Task brief: Find every line below that contains the word "Автомобили" and copy it out.

___ Records shown ___

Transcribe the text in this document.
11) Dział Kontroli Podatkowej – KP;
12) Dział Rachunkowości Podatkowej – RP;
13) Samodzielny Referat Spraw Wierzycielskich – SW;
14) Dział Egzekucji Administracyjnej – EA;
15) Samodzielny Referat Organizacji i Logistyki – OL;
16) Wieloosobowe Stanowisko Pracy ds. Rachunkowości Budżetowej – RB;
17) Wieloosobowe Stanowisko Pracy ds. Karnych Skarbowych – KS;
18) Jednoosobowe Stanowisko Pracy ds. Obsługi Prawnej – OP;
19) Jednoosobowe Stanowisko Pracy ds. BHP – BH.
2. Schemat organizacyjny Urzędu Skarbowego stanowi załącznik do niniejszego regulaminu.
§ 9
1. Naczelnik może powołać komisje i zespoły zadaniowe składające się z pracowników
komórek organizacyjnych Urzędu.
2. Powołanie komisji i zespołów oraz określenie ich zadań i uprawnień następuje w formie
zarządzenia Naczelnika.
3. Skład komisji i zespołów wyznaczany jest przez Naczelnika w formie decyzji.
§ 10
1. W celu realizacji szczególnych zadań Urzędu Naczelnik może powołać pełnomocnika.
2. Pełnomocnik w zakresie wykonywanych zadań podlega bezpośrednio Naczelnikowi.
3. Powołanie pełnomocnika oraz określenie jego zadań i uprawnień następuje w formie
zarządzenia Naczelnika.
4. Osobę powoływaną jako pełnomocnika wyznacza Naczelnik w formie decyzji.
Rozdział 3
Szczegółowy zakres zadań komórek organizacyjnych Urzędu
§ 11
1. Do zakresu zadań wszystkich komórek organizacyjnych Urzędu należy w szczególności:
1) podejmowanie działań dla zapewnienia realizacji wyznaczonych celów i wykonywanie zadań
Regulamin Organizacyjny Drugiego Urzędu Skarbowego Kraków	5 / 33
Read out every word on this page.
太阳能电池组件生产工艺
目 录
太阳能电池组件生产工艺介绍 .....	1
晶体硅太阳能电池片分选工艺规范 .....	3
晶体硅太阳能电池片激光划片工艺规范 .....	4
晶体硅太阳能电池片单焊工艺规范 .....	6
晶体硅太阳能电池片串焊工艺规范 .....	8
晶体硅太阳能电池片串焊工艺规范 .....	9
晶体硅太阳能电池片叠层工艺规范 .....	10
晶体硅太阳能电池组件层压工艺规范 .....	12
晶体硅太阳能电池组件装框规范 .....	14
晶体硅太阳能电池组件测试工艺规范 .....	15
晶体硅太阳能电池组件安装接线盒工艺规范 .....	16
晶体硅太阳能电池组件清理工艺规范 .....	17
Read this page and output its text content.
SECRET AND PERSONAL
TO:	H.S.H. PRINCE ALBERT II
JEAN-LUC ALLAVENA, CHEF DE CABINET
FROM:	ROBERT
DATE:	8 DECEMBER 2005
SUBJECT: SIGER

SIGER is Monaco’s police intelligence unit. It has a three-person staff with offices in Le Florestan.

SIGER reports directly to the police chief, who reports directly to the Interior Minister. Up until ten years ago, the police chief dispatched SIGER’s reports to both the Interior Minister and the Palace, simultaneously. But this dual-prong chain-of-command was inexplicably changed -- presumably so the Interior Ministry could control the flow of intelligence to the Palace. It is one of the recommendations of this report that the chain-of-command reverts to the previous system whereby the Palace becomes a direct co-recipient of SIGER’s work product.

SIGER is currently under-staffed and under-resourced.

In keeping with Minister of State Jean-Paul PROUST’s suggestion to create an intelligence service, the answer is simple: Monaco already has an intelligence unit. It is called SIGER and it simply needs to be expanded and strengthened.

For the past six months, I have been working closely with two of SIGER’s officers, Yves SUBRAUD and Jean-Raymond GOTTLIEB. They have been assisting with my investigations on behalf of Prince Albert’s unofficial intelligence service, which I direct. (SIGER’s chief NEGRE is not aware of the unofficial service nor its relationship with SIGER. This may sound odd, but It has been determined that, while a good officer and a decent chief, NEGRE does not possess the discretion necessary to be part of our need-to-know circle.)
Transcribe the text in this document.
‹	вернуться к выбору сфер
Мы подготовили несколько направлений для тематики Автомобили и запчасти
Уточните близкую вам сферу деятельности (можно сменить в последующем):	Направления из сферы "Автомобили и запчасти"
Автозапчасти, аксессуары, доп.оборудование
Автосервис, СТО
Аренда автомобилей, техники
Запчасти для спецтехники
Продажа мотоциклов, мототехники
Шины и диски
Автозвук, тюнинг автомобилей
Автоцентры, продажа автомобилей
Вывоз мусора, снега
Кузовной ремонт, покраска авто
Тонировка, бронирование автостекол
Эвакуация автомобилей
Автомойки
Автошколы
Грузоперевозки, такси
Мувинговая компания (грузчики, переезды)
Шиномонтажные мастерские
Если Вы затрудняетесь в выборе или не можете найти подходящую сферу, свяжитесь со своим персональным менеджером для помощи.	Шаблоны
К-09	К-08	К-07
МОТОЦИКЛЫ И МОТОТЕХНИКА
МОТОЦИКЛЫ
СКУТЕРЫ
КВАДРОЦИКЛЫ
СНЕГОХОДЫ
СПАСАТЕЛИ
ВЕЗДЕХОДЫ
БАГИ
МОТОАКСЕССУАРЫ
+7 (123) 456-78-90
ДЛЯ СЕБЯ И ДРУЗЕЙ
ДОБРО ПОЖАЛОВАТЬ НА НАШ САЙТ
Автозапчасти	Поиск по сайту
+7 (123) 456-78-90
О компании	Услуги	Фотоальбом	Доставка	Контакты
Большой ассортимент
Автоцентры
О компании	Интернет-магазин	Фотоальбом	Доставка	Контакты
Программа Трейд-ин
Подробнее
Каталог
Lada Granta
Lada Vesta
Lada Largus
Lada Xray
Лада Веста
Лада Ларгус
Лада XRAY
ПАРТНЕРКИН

___

Exercise output:
Мы подготовили несколько направлений для тематики Автомобили и запчасти
Уточните близкую вам сферу деятельности (можно сменить в последующем):	Направления из сферы "Автомобили и запчасти"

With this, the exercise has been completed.